--- Short task ---
Quote the full listing word for word.

--- Record list ---
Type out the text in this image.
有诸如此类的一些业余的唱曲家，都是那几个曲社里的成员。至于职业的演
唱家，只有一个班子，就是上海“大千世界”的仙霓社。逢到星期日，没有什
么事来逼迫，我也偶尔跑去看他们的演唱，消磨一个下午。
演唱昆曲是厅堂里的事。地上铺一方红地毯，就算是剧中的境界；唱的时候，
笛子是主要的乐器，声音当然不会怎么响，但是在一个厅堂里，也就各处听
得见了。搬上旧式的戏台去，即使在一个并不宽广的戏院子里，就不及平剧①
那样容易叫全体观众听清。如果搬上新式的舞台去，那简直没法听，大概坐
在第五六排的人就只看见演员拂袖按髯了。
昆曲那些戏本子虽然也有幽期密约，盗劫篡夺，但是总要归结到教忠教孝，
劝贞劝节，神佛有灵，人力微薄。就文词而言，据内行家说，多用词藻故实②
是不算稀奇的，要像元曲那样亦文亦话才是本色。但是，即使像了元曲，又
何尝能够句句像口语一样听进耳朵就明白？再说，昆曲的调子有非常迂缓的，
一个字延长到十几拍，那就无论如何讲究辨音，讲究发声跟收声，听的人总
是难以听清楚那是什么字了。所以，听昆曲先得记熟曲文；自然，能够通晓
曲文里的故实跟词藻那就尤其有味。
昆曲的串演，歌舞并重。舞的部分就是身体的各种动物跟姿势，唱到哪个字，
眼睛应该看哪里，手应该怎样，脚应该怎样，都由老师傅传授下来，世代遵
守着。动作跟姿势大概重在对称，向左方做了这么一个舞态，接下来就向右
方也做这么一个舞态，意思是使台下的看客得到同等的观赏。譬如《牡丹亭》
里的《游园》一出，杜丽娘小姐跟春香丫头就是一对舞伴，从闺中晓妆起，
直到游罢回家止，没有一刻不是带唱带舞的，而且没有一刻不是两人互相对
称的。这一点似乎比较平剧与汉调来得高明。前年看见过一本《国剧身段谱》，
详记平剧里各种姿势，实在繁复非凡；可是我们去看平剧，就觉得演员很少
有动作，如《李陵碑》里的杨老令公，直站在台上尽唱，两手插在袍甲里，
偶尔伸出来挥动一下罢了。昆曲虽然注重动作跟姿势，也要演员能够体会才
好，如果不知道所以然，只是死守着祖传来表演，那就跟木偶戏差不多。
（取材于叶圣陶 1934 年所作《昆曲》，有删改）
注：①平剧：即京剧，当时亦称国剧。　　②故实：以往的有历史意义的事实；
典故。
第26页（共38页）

--- Answer for the task ---
Type out the text in this image.
有诸如此类的一些业余的唱曲家，都是那几个曲社里的成员。至于职业的演
唱家，只有一个班子，就是上海“大千世界”的仙霓社。逢到星期日，没有什
么事来逼迫，我也偶尔跑去看他们的演唱，消磨一个下午。
演唱昆曲是厅堂里的事。地上铺一方红地毯，就算是剧中的境界；唱的时候，
笛子是主要的乐器，声音当然不会怎么响，但是在一个厅堂里，也就各处听
得见了。搬上旧式的戏台去，即使在一个并不宽广的戏院子里，就不及平剧①
那样容易叫全体观众听清。如果搬上新式的舞台去，那简直没法听，大概坐
在第五六排的人就只看见演员拂袖按髯了。
昆曲那些戏本子虽然也有幽期密约，盗劫篡夺，但是总要归结到教忠教孝，
劝贞劝节，神佛有灵，人力微薄。就文词而言，据内行家说，多用词藻故实②
是不算稀奇的，要像元曲那样亦文亦话才是本色。但是，即使像了元曲，又
何尝能够句句像口语一样听进耳朵就明白？再说，昆曲的调子有非常迂缓的，
一个字延长到十几拍，那就无论如何讲究辨音，讲究发声跟收声，听的人总
是难以听清楚那是什么字了。所以，听昆曲先得记熟曲文；自然，能够通晓
曲文里的故实跟词藻那就尤其有味。
昆曲的串演，歌舞并重。舞的部分就是身体的各种动物跟姿势，唱到哪个字，
眼睛应该看哪里，手应该怎样，脚应该怎样，都由老师傅传授下来，世代遵
守着。动作跟姿势大概重在对称，向左方做了这么一个舞态，接下来就向右
方也做这么一个舞态，意思是使台下的看客得到同等的观赏。譬如《牡丹亭》
里的《游园》一出，杜丽娘小姐跟春香丫头就是一对舞伴，从闺中晓妆起，
直到游罢回家止，没有一刻不是带唱带舞的，而且没有一刻不是两人互相对
称的。这一点似乎比较平剧与汉调来得高明。前年看见过一本《国剧身段谱》，
详记平剧里各种姿势，实在繁复非凡；可是我们去看平剧，就觉得演员很少
有动作，如《李陵碑》里的杨老令公，直站在台上尽唱，两手插在袍甲里，
偶尔伸出来挥动一下罢了。昆曲虽然注重动作跟姿势，也要演员能够体会才
好，如果不知道所以然，只是死守着祖传来表演，那就跟木偶戏差不多。
（取材于叶圣陶 1934 年所作《昆曲》，有删改）
注：①平剧：即京剧，当时亦称国剧。　　②故实：以往的有历史意义的事实；
典故。
第26页（共38页）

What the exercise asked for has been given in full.